Leave out the pictures and restate the rest of the data exactly.

**Record set**
====================

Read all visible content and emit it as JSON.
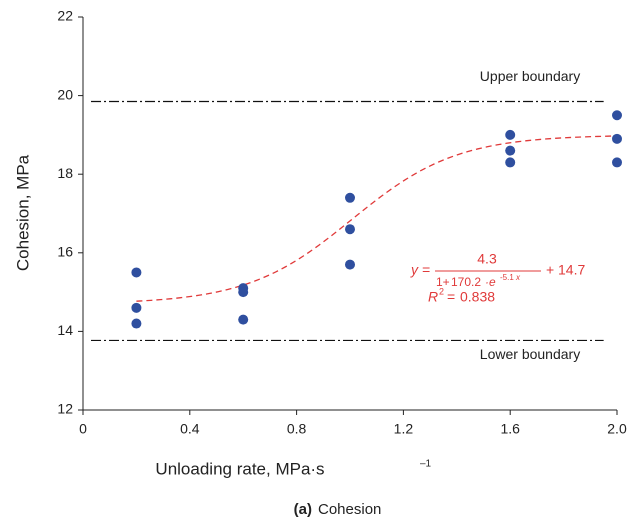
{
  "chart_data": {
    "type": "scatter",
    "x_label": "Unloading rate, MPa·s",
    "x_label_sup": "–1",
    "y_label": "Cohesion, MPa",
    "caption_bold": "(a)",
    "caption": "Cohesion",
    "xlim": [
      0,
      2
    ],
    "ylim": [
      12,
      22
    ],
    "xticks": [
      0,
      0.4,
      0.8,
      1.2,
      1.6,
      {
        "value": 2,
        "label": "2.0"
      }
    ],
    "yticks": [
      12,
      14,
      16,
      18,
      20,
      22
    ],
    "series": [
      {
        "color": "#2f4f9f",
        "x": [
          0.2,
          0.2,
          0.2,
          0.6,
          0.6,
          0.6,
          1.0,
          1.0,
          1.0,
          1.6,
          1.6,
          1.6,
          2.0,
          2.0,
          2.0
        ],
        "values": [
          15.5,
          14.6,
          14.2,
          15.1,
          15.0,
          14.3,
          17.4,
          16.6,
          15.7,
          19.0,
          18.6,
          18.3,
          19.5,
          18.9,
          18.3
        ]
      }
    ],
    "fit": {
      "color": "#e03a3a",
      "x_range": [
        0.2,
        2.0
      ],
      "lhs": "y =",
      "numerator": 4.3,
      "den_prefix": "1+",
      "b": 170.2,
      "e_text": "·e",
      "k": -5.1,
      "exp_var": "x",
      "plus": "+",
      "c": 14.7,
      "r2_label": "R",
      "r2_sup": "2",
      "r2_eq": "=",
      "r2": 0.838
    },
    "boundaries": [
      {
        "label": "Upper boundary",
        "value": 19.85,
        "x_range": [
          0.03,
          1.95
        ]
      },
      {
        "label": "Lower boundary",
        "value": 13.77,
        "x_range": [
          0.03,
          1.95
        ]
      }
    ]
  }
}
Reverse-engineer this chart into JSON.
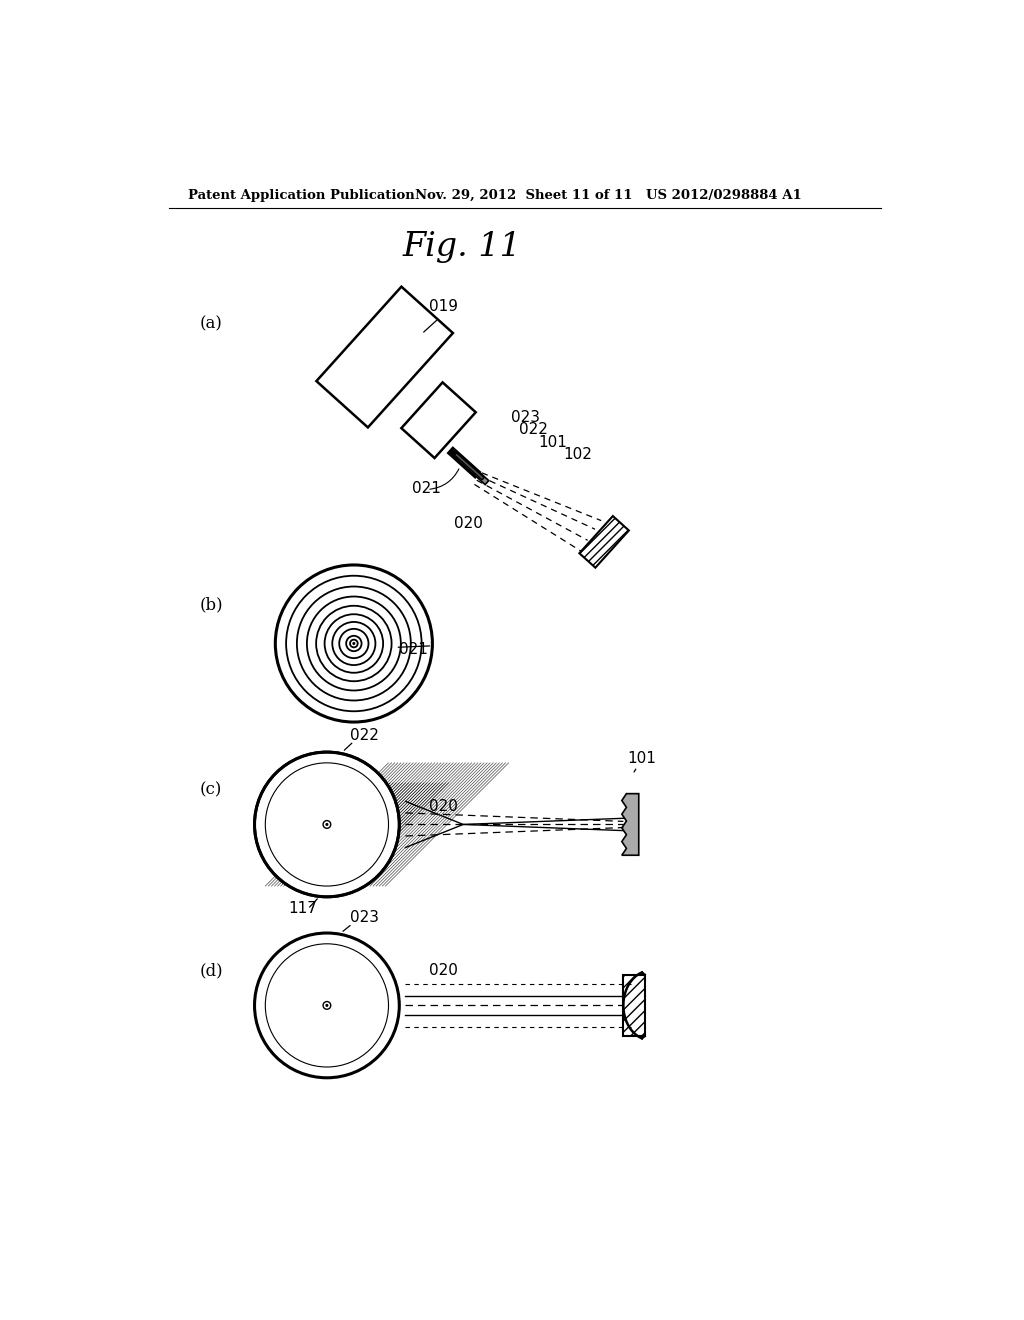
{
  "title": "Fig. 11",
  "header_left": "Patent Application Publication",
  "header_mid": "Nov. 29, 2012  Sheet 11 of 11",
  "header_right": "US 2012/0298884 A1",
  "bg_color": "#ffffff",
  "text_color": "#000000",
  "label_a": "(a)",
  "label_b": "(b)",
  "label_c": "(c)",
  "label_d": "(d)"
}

====================

**Output for this task**
Read all visible content and emit it as JSON.
{
  "chart_data": {
    "type": "scatter",
    "x_label": "Unloading rate, MPa·s",
    "x_label_sup": "–1",
    "y_label": "Cohesion, MPa",
    "caption_bold": "(a)",
    "caption": "Cohesion",
    "xlim": [
      0,
      2
    ],
    "ylim": [
      12,
      22
    ],
    "xticks": [
      0,
      0.4,
      0.8,
      1.2,
      1.6,
      {
        "value": 2,
        "label": "2.0"
      }
    ],
    "yticks": [
      12,
      14,
      16,
      18,
      20,
      22
    ],
    "series": [
      {
        "color": "#2f4f9f",
        "x": [
          0.2,
          0.2,
          0.2,
          0.6,
          0.6,
          0.6,
          1.0,
          1.0,
          1.0,
          1.6,
          1.6,
          1.6,
          2.0,
          2.0,
          2.0
        ],
        "values": [
          15.5,
          14.6,
          14.2,
          15.1,
          15.0,
          14.3,
          17.4,
          16.6,
          15.7,
          19.0,
          18.6,
          18.3,
          19.5,
          18.9,
          18.3
        ]
      }
    ],
    "fit": {
      "color": "#e03a3a",
      "x_range": [
        0.2,
        2.0
      ],
      "lhs": "y =",
      "numerator": 4.3,
      "den_prefix": "1+",
      "b": 170.2,
      "e_text": "·e",
      "k": -5.1,
      "exp_var": "x",
      "plus": "+",
      "c": 14.7,
      "r2_label": "R",
      "r2_sup": "2",
      "r2_eq": "=",
      "r2": 0.838
    },
    "boundaries": [
      {
        "label": "Upper boundary",
        "value": 19.85,
        "x_range": [
          0.03,
          1.95
        ]
      },
      {
        "label": "Lower boundary",
        "value": 13.77,
        "x_range": [
          0.03,
          1.95
        ]
      }
    ]
  }
}
Reverse-engineer this chart into JSON.
{
  "title": "Fig. 11",
  "header_left": "Patent Application Publication",
  "header_mid": "Nov. 29, 2012  Sheet 11 of 11",
  "header_right": "US 2012/0298884 A1",
  "bg_color": "#ffffff",
  "text_color": "#000000",
  "label_a": "(a)",
  "label_b": "(b)",
  "label_c": "(c)",
  "label_d": "(d)"
}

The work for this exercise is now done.